• **Objetivo do exercício**
Dê sequência ao texto sobre a Construct IN e a captura da realidade em obras, escrevendo a partir da última frase apresentada.

O próximo passo é usar esse banco de imagens para automatizar o acompanhamento de obras.

A ideia é que a plataforma consiga identificar, sozinha, o andamento de cada etapa — se o piso foi assentado, se a instalação elétrica foi concluída, se a pintura está dentro do esperado — sem depender do relato do engenheiro no canteiro.

Da Califórnia ao canteiro

Tales Silva é engenheiro civil formado pela PUC do Rio Grande do Sul. Antes de fundar a Construct IN, trabalhou com projetos e pré-fabricados de concreto em Nova Santa Rita, no interior gaúcho.

Em 2018, decidiu largar a carreira técnica e foi morar em São Francisco, na Califórnia, para entender de perto o mercado de tecnologia para construção civil que começava a se desenvolver nos Estados Unidos.

Foi lá que teve contato com o conceito de reality capture, captura da realidade em português, que consiste em registrar o estado físico de uma obra por meio de imagens e transformar esse registro em informação estruturada. A tecnologia já atraía investimentos expressivos no mercado americano, mas era praticamente desconhecida no Brasil.

"Quando cheguei no Brasil, entendi muito mais sobre tecnologia voltada para construção e sobre como se desenvolve produtos e negócios. Decidi começar algo voltado para captura da realidade na construção civil", diz Silva.

Em 2019, fundou a Construct IN com um produto simples: um sistema que conectava automaticamente uma câmera 360° e permitia que qualquer pessoa caminhasse pela obra registrando o que via, de forma automatizada.

O modelo de negócio

A Construct IN opera com um modelo híbrido.

Cerca de 75% a 80% da receita vem do software, vendido no formato SaaS, sigla em inglês para software como serviço, em que o cliente paga uma mensalidade pelo acesso à plataforma. Os outros 20% a 25% vêm de locação de equipamentos e serviços — como captura de imagens, elaboração de relatórios e acompanhamento físico-financeiro das obras.

A empresa tem hoje mais de 400 câmeras locadas e um time de cerca de 80 pessoas. Entre os clientes estão Smart Fit, Burger King, HTB e Grupo Lúcio. O modelo de serviços, segundo Silva, é o que garante a padronização da captura e a qualidade dos dados gerados, o que, no fim, é o ativo central do negócio.

• **Entradas listadas**

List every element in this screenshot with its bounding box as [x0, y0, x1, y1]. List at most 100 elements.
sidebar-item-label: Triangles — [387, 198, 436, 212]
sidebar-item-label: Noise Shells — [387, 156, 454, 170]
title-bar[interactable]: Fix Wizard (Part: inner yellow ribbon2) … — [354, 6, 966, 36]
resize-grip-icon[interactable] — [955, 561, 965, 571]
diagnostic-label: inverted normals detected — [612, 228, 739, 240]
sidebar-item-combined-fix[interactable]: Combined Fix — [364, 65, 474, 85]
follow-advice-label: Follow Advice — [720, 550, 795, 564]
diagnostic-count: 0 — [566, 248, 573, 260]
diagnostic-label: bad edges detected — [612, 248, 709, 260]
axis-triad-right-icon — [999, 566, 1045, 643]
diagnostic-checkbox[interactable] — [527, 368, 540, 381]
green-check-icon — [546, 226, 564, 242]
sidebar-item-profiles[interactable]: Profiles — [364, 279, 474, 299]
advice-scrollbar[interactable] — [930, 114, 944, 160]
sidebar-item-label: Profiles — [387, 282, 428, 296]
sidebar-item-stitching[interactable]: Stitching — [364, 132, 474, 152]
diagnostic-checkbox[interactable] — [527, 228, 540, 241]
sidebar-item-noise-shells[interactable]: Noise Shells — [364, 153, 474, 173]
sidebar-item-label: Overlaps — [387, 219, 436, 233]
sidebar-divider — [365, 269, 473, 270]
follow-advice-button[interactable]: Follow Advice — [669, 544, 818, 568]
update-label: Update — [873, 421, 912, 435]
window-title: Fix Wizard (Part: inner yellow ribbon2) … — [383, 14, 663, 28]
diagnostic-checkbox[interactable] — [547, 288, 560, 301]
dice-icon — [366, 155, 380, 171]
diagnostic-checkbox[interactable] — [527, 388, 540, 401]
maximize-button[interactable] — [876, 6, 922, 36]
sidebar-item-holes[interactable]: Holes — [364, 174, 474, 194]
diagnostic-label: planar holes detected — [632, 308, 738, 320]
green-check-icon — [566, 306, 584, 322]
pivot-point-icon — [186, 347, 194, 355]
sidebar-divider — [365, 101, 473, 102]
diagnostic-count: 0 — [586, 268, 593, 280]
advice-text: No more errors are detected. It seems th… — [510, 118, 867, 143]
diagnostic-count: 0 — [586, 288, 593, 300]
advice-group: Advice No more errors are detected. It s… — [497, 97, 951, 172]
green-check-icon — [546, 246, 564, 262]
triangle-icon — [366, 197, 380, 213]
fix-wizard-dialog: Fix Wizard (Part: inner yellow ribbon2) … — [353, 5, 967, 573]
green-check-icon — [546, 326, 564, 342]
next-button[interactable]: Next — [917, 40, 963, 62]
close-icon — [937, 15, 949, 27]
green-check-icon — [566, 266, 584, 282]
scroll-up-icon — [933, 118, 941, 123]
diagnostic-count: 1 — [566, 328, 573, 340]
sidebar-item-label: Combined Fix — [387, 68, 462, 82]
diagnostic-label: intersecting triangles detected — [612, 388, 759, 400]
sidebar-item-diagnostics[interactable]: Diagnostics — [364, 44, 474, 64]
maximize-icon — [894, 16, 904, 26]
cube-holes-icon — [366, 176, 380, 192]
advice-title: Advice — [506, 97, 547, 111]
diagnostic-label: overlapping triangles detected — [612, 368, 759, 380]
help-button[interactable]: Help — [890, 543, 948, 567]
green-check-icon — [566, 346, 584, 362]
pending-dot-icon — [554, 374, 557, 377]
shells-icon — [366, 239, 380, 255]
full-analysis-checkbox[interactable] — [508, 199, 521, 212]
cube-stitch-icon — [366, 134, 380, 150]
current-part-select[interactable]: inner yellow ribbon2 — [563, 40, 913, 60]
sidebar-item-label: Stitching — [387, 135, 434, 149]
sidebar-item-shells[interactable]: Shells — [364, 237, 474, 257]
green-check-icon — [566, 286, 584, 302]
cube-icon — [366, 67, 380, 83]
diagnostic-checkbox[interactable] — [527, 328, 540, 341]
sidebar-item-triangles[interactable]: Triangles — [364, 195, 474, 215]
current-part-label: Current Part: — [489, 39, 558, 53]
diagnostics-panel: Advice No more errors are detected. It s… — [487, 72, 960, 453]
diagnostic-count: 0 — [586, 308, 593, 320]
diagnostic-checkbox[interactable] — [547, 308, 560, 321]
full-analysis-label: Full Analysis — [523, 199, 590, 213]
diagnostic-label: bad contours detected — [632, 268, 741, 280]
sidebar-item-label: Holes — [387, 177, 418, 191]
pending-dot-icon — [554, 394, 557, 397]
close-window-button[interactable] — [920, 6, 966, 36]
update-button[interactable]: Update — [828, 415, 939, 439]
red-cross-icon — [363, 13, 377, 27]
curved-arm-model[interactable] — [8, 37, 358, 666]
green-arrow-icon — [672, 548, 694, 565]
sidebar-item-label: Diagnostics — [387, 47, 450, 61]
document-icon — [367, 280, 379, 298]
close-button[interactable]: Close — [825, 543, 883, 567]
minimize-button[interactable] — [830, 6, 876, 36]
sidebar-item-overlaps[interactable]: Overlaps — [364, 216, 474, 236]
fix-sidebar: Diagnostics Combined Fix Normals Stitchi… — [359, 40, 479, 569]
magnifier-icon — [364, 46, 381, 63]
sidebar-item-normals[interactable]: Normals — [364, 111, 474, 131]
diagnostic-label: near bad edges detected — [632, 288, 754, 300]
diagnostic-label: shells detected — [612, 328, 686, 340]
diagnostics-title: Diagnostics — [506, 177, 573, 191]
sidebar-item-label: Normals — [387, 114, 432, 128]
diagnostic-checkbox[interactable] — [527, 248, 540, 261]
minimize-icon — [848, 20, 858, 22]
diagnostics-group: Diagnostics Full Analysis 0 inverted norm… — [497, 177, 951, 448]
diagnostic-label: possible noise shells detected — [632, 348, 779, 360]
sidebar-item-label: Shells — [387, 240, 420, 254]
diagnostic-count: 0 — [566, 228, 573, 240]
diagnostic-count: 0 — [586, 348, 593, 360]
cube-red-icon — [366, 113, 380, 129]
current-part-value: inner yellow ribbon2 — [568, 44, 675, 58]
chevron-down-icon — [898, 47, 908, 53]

• **Resposta ao problema**
No final de 2023, a empresa adquiriu uma companhia especializada em escaneamento e nuvem de pontos, tecnologia que gera modelos tridimensionais a partir de varreduras a laser. A aquisição ampliou o portfólio e reforçou a estratégia de se tornar uma plataforma completa de gestão visual de obras.

A aposta na visão computacional

O ponto mais ambicioso do plano da Construct IN está na inteligência artificial — e não nas LLMs, modelos de linguagem como o ChatGPT, que dominam o debate sobre IA hoje. A empresa investe em visão computacional para treinar modelos capazes de reconhecer elementos dentro das imagens de obra: piso, reboco, tomadas, instalações elétricas, ar-condicionado, pintura.

São seis pessoas dedicadas exclusivamente a treinar esse banco de imagens. A empresa contratou ainda um pesquisador baseado na Alemanha para trabalhar especificamente nessa área. O objetivo é que, no futuro, a plataforma consiga medir o andamento de uma obra automaticamente, só a partir das imagens capturadas.

É um caminho longo. O próprio Silva reconhece que há "bastante treino pela frente". Mas é nessa direção que a empresa aposta para justificar a meta de 100 milhões até 2030.

"A construção está passando por um processo lento, mas irreversível, de digitalização. Quem conseguir transformar o que acontece no canteiro em informação estruturada vai ocupar um papel central nesse mercado", afirma Silva.

O crescimento até aqui foi feito sem dívidas.

A última rodada de investimento relevante foi em 2021. Desde então, a empresa opera com capital próprio e reinveste as margens em marketing, vendas e desenvolvimento de produto. Para chegar aos 100 milhões, esse modelo vai ser testado — e a visão computacional é a principal aposta para escalar sem depender de mais capital externo.